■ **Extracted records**
-------

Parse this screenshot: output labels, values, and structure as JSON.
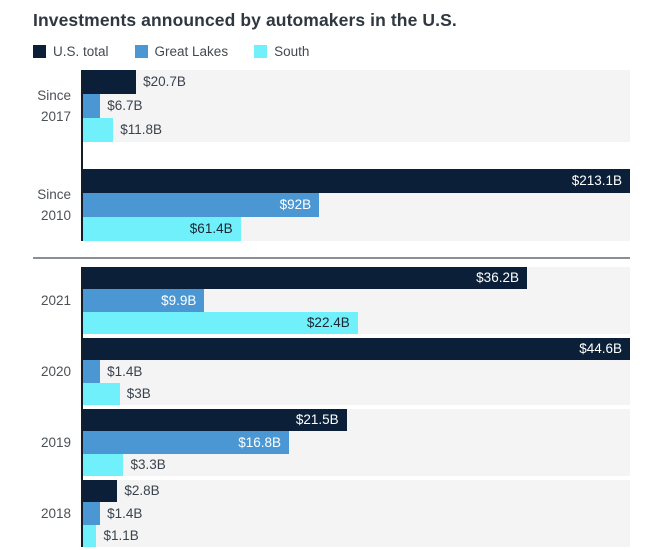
{
  "title": "Investments announced by automakers in the U.S.",
  "legend": [
    {
      "key": "us-total",
      "label": "U.S. total",
      "color": "#0b2038"
    },
    {
      "key": "great-lakes",
      "label": "Great Lakes",
      "color": "#4a97d3"
    },
    {
      "key": "south",
      "label": "South",
      "color": "#6ff0fa"
    }
  ],
  "chart_data": {
    "type": "bar",
    "orientation": "horizontal",
    "title": "Investments announced by automakers in the U.S.",
    "unit": "billions USD",
    "grid": false,
    "legend_position": "top",
    "series_names": [
      "U.S. total",
      "Great Lakes",
      "South"
    ],
    "sections": [
      {
        "name": "cumulative",
        "axis_max": 213.1,
        "groups": [
          {
            "label": "Since 2017",
            "label_lines": [
              "Since",
              "2017"
            ],
            "values": [
              20.7,
              6.7,
              11.8
            ],
            "value_labels": [
              "$20.7B",
              "$6.7B",
              "$11.8B"
            ]
          },
          {
            "label": "Since 2010",
            "label_lines": [
              "Since",
              "2010"
            ],
            "values": [
              213.1,
              92,
              61.4
            ],
            "value_labels": [
              "$213.1B",
              "$92B",
              "$61.4B"
            ]
          }
        ]
      },
      {
        "name": "by-year",
        "axis_max": 44.6,
        "groups": [
          {
            "label": "2021",
            "label_lines": [
              "2021"
            ],
            "values": [
              36.2,
              9.9,
              22.4
            ],
            "value_labels": [
              "$36.2B",
              "$9.9B",
              "$22.4B"
            ]
          },
          {
            "label": "2020",
            "label_lines": [
              "2020"
            ],
            "values": [
              44.6,
              1.4,
              3
            ],
            "value_labels": [
              "$44.6B",
              "$1.4B",
              "$3B"
            ]
          },
          {
            "label": "2019",
            "label_lines": [
              "2019"
            ],
            "values": [
              21.5,
              16.8,
              3.3
            ],
            "value_labels": [
              "$21.5B",
              "$16.8B",
              "$3.3B"
            ]
          },
          {
            "label": "2018",
            "label_lines": [
              "2018"
            ],
            "values": [
              2.8,
              1.4,
              1.1
            ],
            "value_labels": [
              "$2.8B",
              "$1.4B",
              "$1.1B"
            ]
          }
        ]
      }
    ]
  }
}
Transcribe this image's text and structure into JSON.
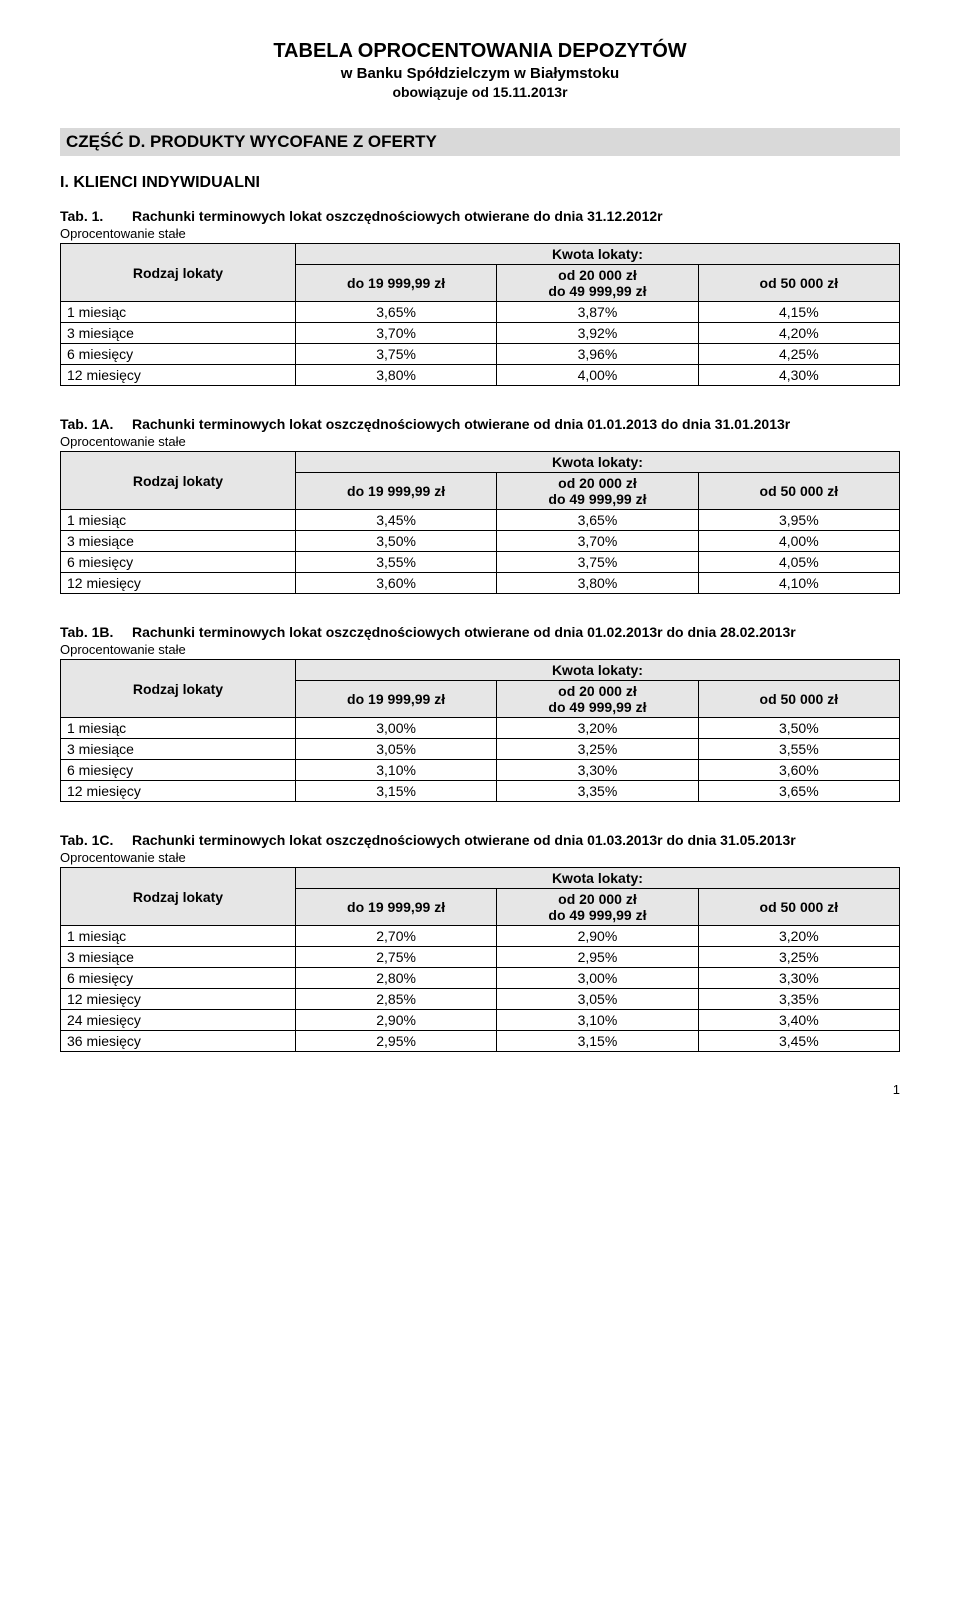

-------

■ **Problem**
Above are records with pictures; repeat the records exactly and leave the pictures out.

■ **The response**
Parse this screenshot: output labels, values, and structure as JSON.
{
  "title": "Investments announced by automakers in the U.S.",
  "legend": [
    {
      "key": "us-total",
      "label": "U.S. total",
      "color": "#0b2038"
    },
    {
      "key": "great-lakes",
      "label": "Great Lakes",
      "color": "#4a97d3"
    },
    {
      "key": "south",
      "label": "South",
      "color": "#6ff0fa"
    }
  ],
  "chart_data": {
    "type": "bar",
    "orientation": "horizontal",
    "title": "Investments announced by automakers in the U.S.",
    "unit": "billions USD",
    "grid": false,
    "legend_position": "top",
    "series_names": [
      "U.S. total",
      "Great Lakes",
      "South"
    ],
    "sections": [
      {
        "name": "cumulative",
        "axis_max": 213.1,
        "groups": [
          {
            "label": "Since 2017",
            "label_lines": [
              "Since",
              "2017"
            ],
            "values": [
              20.7,
              6.7,
              11.8
            ],
            "value_labels": [
              "$20.7B",
              "$6.7B",
              "$11.8B"
            ]
          },
          {
            "label": "Since 2010",
            "label_lines": [
              "Since",
              "2010"
            ],
            "values": [
              213.1,
              92,
              61.4
            ],
            "value_labels": [
              "$213.1B",
              "$92B",
              "$61.4B"
            ]
          }
        ]
      },
      {
        "name": "by-year",
        "axis_max": 44.6,
        "groups": [
          {
            "label": "2021",
            "label_lines": [
              "2021"
            ],
            "values": [
              36.2,
              9.9,
              22.4
            ],
            "value_labels": [
              "$36.2B",
              "$9.9B",
              "$22.4B"
            ]
          },
          {
            "label": "2020",
            "label_lines": [
              "2020"
            ],
            "values": [
              44.6,
              1.4,
              3
            ],
            "value_labels": [
              "$44.6B",
              "$1.4B",
              "$3B"
            ]
          },
          {
            "label": "2019",
            "label_lines": [
              "2019"
            ],
            "values": [
              21.5,
              16.8,
              3.3
            ],
            "value_labels": [
              "$21.5B",
              "$16.8B",
              "$3.3B"
            ]
          },
          {
            "label": "2018",
            "label_lines": [
              "2018"
            ],
            "values": [
              2.8,
              1.4,
              1.1
            ],
            "value_labels": [
              "$2.8B",
              "$1.4B",
              "$1.1B"
            ]
          }
        ]
      }
    ]
  }
}
Transcribe this image's text and structure into JSON.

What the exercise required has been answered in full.